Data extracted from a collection
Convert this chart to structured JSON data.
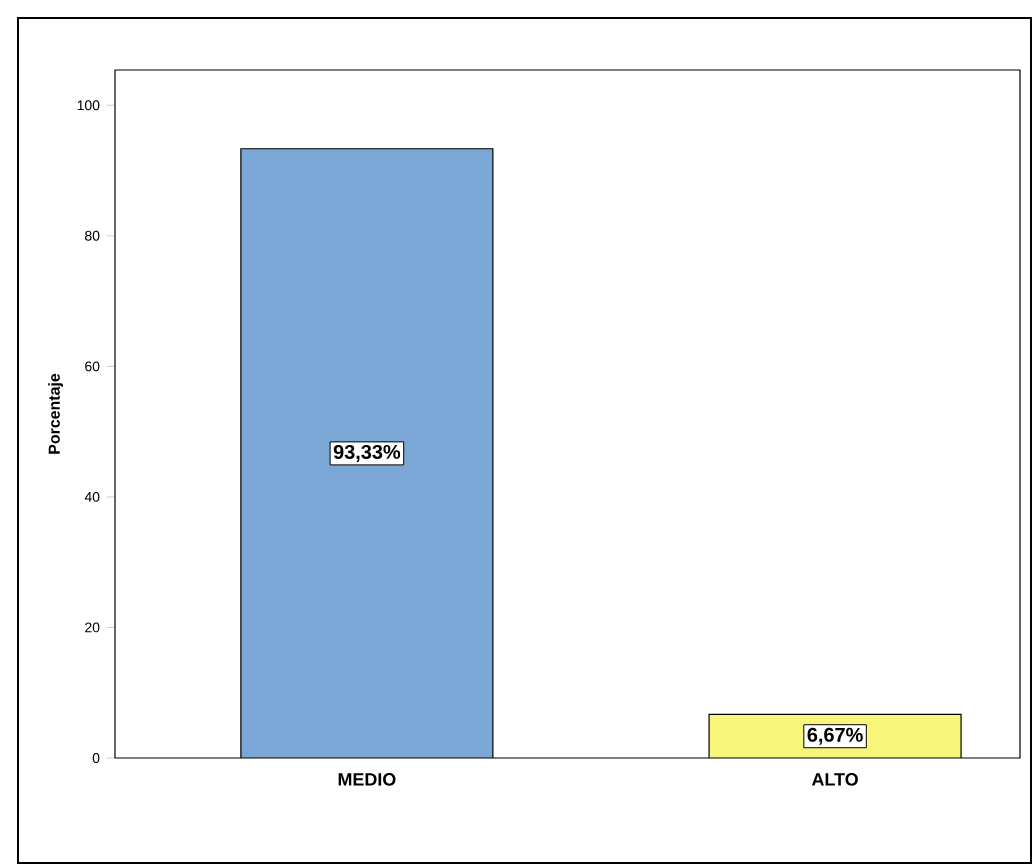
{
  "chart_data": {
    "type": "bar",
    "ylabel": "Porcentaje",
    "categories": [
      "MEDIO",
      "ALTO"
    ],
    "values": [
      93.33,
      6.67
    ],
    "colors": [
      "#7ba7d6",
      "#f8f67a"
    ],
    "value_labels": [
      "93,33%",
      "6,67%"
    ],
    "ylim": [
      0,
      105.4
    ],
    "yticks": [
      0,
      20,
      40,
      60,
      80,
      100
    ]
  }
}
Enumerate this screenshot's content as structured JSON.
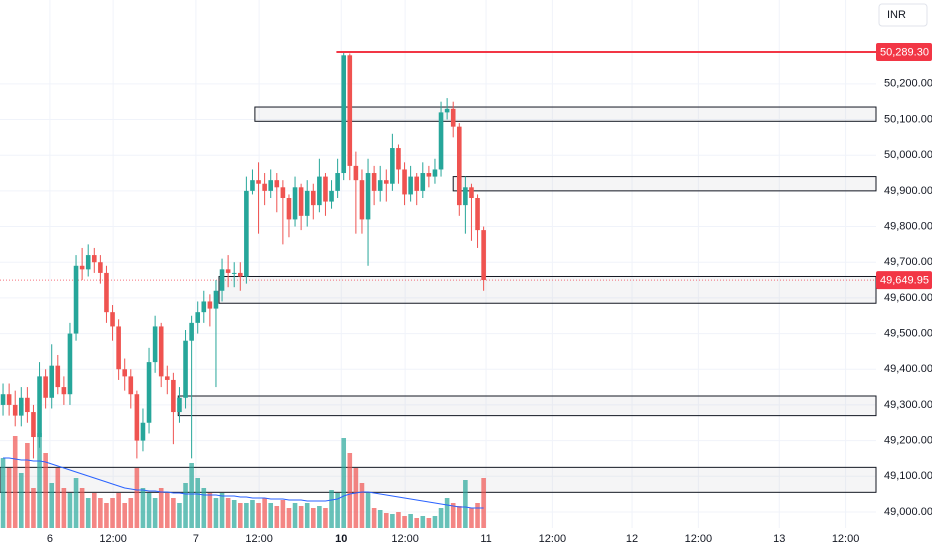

...

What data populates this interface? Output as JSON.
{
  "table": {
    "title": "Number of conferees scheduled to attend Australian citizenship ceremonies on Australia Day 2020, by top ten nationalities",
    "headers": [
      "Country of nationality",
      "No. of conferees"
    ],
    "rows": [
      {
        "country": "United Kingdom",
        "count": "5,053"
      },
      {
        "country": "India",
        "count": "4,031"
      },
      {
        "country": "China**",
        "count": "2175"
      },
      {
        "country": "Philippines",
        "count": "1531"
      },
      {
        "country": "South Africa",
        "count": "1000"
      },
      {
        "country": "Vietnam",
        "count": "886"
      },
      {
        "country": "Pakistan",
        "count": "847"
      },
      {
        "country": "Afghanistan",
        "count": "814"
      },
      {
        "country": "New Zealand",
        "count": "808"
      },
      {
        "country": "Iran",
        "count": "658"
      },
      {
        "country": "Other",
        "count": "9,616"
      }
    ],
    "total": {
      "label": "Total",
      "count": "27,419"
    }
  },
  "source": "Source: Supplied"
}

SHORT EXERCISE
Transcribe the lines between the one holding "Convert this chart to structured JSON data." and the one holding "Enumerate this screenshot's", inclusive, and leave out any pictures.

EXPECTED OUTPUT
Convert this chart to structured JSON data.
{
  "chart_data": {
    "type": "bar",
    "ylabel": "Porcentaje",
    "categories": [
      "MEDIO",
      "ALTO"
    ],
    "values": [
      93.33,
      6.67
    ],
    "colors": [
      "#7ba7d6",
      "#f8f67a"
    ],
    "value_labels": [
      "93,33%",
      "6,67%"
    ],
    "ylim": [
      0,
      105.4
    ],
    "yticks": [
      0,
      20,
      40,
      60,
      80,
      100
    ]
  }
}
Enumerate this screenshot's content as structured JSON.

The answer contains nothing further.